== INFORMATION SHOWN ==

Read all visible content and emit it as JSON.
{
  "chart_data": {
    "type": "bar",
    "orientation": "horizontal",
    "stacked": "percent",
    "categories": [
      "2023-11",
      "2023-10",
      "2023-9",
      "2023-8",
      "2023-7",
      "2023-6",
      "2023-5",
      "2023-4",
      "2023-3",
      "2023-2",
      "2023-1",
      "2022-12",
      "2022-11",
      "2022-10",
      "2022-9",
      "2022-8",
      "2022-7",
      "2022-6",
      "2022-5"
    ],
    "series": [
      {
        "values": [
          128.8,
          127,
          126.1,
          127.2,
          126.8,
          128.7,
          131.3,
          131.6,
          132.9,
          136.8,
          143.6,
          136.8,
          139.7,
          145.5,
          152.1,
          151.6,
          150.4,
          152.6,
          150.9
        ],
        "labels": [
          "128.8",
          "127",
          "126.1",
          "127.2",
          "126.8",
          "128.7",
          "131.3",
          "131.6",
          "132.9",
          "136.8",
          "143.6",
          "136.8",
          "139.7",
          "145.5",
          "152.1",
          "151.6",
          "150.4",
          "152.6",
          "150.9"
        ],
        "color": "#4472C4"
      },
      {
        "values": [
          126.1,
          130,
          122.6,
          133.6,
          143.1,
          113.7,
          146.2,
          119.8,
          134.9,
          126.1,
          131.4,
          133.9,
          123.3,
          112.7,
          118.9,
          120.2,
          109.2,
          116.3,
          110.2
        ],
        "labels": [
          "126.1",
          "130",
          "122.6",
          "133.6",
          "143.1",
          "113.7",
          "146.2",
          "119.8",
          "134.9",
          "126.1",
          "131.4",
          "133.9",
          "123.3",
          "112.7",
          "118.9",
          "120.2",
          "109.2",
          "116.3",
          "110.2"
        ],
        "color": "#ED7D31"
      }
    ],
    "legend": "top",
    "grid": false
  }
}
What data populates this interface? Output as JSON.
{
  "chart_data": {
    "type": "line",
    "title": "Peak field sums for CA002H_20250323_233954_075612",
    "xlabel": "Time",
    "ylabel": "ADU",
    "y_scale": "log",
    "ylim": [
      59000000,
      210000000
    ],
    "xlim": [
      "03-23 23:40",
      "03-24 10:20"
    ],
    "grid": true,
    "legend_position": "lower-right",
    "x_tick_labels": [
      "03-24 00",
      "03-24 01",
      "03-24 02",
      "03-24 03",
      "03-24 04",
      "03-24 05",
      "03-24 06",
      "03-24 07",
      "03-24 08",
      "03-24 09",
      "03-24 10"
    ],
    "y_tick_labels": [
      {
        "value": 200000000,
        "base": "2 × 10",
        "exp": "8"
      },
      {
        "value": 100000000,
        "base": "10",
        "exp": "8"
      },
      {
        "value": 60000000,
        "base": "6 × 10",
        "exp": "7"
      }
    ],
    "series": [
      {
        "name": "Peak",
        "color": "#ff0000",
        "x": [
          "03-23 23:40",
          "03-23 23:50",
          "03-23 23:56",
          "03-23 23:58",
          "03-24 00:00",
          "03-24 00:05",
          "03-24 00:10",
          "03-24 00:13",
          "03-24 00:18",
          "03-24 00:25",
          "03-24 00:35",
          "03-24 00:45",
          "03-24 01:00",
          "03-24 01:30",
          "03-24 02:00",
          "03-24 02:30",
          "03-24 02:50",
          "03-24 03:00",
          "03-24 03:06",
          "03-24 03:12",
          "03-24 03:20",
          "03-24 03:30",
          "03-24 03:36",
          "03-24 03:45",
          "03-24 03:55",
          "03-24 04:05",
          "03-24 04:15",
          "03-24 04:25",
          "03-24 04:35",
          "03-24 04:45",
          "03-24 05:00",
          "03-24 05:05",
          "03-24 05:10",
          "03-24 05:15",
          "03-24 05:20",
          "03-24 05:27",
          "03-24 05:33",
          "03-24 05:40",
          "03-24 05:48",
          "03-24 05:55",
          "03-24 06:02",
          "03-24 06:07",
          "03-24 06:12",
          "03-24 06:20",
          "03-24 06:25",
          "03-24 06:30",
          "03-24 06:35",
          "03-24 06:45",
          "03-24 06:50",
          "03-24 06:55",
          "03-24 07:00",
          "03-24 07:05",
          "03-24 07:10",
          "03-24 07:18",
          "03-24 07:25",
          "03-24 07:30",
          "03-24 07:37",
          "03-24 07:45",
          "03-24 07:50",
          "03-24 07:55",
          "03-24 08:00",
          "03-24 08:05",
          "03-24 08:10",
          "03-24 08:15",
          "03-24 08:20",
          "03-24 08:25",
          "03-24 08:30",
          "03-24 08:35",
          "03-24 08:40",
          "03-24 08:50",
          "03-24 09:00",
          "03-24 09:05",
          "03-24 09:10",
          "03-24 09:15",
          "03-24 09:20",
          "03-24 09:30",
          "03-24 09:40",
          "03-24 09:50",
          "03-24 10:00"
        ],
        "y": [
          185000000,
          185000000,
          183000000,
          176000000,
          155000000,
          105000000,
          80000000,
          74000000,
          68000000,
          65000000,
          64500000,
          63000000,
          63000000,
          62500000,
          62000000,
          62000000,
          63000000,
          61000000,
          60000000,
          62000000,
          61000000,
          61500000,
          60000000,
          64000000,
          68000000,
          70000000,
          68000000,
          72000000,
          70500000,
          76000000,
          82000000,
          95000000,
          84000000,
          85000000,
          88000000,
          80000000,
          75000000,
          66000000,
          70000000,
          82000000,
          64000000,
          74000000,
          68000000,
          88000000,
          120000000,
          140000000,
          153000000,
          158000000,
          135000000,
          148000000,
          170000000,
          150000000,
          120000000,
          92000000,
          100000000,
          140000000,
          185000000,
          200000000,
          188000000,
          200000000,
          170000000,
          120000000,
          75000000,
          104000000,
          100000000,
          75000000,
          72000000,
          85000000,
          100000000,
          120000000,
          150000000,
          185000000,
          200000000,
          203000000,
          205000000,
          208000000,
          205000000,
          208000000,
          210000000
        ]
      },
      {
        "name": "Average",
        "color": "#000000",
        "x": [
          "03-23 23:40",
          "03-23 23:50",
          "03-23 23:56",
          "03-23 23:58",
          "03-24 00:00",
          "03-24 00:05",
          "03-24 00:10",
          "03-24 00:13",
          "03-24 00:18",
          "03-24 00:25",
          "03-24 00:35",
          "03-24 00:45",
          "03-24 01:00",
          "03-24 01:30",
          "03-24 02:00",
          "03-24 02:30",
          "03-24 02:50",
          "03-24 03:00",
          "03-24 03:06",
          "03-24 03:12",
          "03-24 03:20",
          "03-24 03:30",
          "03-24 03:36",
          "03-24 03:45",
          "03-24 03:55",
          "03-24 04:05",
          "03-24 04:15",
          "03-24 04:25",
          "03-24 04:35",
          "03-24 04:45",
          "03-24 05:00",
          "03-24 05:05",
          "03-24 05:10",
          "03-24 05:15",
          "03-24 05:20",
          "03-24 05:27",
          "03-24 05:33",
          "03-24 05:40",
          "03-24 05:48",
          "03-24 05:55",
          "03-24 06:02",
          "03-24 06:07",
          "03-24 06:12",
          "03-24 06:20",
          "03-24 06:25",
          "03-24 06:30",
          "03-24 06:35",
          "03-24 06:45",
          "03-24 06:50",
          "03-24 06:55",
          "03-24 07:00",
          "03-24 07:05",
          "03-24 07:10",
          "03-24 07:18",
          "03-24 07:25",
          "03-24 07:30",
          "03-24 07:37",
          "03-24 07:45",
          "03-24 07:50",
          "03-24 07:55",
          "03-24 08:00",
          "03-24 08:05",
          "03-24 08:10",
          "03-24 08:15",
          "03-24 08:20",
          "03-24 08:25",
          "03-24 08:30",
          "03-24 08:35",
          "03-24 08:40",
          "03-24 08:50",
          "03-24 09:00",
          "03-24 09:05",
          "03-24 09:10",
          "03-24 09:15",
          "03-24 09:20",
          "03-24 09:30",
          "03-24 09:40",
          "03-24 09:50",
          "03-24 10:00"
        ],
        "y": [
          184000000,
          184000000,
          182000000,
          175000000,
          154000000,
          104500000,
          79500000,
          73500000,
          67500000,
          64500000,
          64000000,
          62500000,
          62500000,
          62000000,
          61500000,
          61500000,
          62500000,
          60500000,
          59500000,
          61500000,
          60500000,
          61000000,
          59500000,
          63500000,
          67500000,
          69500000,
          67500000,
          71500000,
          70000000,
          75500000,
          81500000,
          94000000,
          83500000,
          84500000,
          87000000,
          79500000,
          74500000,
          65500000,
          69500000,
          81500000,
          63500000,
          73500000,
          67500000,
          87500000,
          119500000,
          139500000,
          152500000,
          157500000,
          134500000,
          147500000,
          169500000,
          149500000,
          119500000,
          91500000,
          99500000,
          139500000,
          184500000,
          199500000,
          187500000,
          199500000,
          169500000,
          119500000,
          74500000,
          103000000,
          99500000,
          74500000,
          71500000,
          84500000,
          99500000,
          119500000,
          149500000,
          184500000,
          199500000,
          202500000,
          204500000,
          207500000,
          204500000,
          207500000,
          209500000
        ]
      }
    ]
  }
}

===

● TASK DETAILS: Write out every line of the preceding listing that contains "JSON".

● RIGHT ANSWER:
Read all visible content and emit it as JSON.
What data populates this interface? Output as JSON.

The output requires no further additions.